◆ **What is asked**
Below is a block of data; give all of it again word for word.

◆ **Supplied entries**
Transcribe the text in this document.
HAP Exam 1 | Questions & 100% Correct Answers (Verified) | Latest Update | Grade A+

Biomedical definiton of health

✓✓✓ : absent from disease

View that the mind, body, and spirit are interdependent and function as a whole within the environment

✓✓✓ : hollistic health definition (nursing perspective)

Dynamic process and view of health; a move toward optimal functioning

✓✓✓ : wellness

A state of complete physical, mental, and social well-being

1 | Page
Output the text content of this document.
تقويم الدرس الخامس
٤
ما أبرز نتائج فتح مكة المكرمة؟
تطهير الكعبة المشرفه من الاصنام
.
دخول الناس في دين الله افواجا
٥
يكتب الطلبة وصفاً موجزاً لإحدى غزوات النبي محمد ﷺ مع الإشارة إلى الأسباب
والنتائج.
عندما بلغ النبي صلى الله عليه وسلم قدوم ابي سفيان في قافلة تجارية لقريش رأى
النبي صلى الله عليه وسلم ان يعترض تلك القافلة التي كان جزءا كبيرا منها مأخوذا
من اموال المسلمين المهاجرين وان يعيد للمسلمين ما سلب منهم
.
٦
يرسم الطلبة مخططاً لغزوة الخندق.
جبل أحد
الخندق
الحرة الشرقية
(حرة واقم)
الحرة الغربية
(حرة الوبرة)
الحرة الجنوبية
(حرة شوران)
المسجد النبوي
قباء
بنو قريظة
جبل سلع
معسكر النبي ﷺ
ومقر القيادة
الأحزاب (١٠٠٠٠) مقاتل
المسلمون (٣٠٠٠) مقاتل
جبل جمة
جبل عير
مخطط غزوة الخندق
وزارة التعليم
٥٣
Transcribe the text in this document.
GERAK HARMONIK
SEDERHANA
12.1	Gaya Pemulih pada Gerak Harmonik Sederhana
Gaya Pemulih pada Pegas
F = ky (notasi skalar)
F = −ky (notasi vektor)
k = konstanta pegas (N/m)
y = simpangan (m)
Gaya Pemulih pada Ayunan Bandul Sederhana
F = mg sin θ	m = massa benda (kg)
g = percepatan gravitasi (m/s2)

◆ **Answer to the exercise**
Transcribe the text in this document.
HAP Exam 1 | Questions & 100% Correct Answers (Verified) | Latest Update | Grade A+

Biomedical definiton of health

✓✓✓ : absent from disease

View that the mind, body, and spirit are interdependent and function as a whole within the environment

✓✓✓ : hollistic health definition (nursing perspective)

Dynamic process and view of health; a move toward optimal functioning

✓✓✓ : wellness

A state of complete physical, mental, and social well-being

1 | Page
Output the text content of this document.
تقويم الدرس الخامس
٤
ما أبرز نتائج فتح مكة المكرمة؟
تطهير الكعبة المشرفه من الاصنام
.
دخول الناس في دين الله افواجا
٥
يكتب الطلبة وصفاً موجزاً لإحدى غزوات النبي محمد ﷺ مع الإشارة إلى الأسباب
والنتائج.
عندما بلغ النبي صلى الله عليه وسلم قدوم ابي سفيان في قافلة تجارية لقريش رأى
النبي صلى الله عليه وسلم ان يعترض تلك القافلة التي كان جزءا كبيرا منها مأخوذا
من اموال المسلمين المهاجرين وان يعيد للمسلمين ما سلب منهم
.
٦
يرسم الطلبة مخططاً لغزوة الخندق.
جبل أحد
الخندق
الحرة الشرقية
(حرة واقم)
الحرة الغربية
(حرة الوبرة)
الحرة الجنوبية
(حرة شوران)
المسجد النبوي
قباء
بنو قريظة
جبل سلع
معسكر النبي ﷺ
ومقر القيادة
الأحزاب (١٠٠٠٠) مقاتل
المسلمون (٣٠٠٠) مقاتل
جبل جمة
جبل عير
مخطط غزوة الخندق
وزارة التعليم
٥٣
Transcribe the text in this document.
GERAK HARMONIK
SEDERHANA
12.1	Gaya Pemulih pada Gerak Harmonik Sederhana
Gaya Pemulih pada Pegas
F = ky (notasi skalar)
F = −ky (notasi vektor)
k = konstanta pegas (N/m)
y = simpangan (m)
Gaya Pemulih pada Ayunan Bandul Sederhana
F = mg sin θ	m = massa benda (kg)
g = percepatan gravitasi (m/s2)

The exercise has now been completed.